:: Data supplied

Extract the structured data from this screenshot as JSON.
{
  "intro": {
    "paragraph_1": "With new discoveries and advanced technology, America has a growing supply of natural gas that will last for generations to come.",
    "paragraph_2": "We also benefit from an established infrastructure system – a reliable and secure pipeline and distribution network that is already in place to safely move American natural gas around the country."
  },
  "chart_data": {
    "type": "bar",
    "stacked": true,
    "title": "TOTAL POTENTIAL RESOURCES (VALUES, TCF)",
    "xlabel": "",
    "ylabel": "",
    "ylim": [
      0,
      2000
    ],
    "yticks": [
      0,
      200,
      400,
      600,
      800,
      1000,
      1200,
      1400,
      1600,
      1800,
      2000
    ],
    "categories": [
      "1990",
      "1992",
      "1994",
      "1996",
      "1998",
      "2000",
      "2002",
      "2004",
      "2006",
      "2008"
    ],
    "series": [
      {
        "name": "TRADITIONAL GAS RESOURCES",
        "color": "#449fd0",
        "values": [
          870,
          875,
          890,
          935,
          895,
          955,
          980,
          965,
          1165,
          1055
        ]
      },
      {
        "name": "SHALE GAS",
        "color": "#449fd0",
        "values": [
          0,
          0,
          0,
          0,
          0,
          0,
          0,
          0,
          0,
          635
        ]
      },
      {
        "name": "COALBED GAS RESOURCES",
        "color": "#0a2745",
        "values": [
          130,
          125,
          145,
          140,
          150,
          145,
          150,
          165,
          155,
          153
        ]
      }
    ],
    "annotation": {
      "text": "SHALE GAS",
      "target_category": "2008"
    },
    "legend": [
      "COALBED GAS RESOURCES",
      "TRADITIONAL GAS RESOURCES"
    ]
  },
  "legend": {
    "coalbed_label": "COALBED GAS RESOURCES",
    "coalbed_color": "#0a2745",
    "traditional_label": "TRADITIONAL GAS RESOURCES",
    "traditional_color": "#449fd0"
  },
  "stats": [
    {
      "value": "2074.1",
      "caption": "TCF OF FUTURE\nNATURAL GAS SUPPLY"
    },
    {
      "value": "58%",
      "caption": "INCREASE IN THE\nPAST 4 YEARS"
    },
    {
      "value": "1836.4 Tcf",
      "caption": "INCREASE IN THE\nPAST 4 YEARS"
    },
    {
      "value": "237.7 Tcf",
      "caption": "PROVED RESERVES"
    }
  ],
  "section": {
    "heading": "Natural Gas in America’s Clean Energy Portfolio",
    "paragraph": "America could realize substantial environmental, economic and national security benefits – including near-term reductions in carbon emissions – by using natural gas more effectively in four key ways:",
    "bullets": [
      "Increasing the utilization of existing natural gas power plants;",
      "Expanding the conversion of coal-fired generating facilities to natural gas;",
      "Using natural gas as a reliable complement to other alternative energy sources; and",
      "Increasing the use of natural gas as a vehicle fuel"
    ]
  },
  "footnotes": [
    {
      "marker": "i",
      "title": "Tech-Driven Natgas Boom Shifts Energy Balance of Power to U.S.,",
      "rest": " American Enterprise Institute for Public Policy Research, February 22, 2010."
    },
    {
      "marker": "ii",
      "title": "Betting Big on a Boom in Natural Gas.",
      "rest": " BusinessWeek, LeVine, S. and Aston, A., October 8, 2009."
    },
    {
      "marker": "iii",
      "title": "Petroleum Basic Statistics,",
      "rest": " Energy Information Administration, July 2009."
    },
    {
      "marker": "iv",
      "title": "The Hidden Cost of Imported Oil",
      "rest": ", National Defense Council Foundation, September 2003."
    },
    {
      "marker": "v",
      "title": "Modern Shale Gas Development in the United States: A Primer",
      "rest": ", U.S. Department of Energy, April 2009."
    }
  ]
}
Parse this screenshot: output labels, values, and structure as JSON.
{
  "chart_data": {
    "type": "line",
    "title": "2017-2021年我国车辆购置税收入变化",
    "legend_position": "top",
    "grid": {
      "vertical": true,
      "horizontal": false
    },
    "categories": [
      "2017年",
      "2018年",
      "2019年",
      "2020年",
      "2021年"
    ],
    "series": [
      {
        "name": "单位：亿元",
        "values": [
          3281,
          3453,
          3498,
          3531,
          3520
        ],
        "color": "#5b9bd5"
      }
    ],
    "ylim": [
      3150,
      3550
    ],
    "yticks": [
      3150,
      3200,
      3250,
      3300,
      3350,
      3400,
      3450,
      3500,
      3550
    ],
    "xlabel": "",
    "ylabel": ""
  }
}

::::

§ Work to complete:
Which lines hold the word "JSON"? Copy every one of them.

§ Task output:
Extract the structured data from this screenshot as JSON.
Parse this screenshot: output labels, values, and structure as JSON.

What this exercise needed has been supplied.